Task description: Comb the records below for the string "What" and copy each line where it turns up.

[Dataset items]
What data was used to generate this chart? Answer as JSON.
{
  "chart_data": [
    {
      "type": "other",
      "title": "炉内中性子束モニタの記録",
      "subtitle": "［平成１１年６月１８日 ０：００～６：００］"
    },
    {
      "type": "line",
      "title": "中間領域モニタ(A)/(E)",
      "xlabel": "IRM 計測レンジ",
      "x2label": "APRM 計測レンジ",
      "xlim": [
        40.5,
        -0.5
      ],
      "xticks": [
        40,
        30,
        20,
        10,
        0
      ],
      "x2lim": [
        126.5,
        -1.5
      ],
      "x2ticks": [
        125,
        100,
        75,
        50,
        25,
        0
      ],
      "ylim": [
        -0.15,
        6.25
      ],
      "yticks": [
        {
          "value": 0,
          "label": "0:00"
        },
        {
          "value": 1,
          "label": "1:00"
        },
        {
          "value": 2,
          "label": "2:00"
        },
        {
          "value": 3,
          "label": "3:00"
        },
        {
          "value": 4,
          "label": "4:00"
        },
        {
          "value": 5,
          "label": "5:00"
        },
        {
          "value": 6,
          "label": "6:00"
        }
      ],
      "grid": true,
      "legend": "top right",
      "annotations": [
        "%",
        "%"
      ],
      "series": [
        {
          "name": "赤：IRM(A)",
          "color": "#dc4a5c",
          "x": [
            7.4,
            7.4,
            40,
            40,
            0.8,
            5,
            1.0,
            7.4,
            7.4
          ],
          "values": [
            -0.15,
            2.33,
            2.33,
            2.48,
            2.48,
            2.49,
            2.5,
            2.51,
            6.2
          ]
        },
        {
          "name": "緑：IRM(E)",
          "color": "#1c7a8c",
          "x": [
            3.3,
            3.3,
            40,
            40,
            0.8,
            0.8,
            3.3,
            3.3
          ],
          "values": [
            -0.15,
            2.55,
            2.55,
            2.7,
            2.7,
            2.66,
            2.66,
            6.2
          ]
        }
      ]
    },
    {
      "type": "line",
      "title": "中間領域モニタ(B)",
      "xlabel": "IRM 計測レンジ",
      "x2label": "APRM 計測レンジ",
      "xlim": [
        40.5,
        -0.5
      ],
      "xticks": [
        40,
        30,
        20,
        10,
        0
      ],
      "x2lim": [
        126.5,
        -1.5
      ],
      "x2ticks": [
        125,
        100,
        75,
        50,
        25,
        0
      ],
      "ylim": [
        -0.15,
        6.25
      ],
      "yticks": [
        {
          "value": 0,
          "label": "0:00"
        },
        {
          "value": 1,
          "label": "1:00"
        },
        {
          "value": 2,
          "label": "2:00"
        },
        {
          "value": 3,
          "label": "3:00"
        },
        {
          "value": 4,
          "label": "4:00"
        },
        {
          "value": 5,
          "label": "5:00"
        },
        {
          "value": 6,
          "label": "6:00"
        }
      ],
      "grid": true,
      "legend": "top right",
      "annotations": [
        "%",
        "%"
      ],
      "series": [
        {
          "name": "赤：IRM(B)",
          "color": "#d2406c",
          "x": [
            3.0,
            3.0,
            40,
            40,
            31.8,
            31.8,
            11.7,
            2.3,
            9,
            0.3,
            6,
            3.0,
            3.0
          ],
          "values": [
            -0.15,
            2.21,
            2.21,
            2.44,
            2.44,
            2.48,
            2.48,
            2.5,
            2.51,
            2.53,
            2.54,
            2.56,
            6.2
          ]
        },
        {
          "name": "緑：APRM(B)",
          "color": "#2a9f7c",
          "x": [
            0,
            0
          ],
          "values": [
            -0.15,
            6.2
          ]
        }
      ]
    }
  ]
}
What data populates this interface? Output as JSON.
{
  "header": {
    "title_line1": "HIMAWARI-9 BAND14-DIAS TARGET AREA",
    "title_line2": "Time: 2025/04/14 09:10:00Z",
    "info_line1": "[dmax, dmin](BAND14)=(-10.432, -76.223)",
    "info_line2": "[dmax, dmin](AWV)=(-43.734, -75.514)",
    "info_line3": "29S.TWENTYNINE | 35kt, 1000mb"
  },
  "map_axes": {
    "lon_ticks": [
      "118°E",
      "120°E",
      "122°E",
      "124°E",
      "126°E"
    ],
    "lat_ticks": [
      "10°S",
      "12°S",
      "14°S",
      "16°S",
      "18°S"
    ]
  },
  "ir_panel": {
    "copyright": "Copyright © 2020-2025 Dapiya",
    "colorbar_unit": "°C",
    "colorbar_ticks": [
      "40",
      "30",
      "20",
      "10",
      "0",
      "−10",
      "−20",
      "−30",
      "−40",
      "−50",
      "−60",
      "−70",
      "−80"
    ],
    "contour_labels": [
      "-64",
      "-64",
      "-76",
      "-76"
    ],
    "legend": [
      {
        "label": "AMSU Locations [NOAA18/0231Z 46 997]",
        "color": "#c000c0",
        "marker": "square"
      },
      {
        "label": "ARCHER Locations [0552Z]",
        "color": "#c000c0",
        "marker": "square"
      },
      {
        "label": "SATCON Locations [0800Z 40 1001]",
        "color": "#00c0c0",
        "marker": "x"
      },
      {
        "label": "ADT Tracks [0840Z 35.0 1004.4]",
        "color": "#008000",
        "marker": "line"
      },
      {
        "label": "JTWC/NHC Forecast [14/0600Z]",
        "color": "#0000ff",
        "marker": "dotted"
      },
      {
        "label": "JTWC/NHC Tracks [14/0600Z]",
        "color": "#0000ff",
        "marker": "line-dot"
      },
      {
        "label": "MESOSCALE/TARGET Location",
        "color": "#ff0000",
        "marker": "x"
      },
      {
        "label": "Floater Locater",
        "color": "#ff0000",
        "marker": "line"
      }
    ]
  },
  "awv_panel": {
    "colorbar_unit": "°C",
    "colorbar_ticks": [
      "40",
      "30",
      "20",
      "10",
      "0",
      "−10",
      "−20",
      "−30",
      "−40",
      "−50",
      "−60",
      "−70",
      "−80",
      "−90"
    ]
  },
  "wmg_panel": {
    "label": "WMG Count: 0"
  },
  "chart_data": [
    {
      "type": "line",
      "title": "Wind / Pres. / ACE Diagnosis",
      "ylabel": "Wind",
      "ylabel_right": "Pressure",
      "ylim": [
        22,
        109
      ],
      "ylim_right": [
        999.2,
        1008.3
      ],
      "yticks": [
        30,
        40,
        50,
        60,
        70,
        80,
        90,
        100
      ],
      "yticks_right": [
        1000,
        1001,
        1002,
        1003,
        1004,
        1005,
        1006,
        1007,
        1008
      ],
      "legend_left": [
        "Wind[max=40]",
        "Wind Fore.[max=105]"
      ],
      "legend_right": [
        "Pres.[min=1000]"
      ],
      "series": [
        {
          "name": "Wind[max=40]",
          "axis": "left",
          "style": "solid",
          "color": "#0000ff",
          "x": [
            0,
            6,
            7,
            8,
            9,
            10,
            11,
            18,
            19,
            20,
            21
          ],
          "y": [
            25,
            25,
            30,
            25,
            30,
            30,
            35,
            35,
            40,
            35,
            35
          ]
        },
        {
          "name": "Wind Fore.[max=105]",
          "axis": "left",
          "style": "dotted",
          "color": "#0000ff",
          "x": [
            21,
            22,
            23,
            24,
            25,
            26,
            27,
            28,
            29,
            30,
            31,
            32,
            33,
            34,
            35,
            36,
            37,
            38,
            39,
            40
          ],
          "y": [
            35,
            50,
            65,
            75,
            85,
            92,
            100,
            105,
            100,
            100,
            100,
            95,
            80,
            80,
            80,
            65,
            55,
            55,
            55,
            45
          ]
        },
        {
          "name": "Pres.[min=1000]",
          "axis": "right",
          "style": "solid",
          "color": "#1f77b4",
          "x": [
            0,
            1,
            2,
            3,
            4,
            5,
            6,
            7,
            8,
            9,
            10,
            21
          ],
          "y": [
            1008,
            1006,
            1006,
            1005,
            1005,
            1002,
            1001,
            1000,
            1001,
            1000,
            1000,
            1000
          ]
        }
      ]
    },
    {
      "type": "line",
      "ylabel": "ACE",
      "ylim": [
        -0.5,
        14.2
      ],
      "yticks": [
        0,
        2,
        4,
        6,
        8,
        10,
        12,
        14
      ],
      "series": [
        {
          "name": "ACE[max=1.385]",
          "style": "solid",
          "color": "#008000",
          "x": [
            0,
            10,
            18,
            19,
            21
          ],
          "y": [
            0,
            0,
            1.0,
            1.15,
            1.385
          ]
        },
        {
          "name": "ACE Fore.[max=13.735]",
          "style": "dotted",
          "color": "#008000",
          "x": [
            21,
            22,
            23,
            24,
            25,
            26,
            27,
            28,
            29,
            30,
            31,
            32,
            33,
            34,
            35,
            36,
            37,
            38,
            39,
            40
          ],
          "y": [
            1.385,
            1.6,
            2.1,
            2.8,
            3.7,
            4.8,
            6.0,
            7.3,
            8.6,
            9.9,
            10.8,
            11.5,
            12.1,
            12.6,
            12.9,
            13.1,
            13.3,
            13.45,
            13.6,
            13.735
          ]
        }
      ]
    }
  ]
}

Result:
What data was used to generate this chart? Answer as JSON.
What data populates this interface? Output as JSON.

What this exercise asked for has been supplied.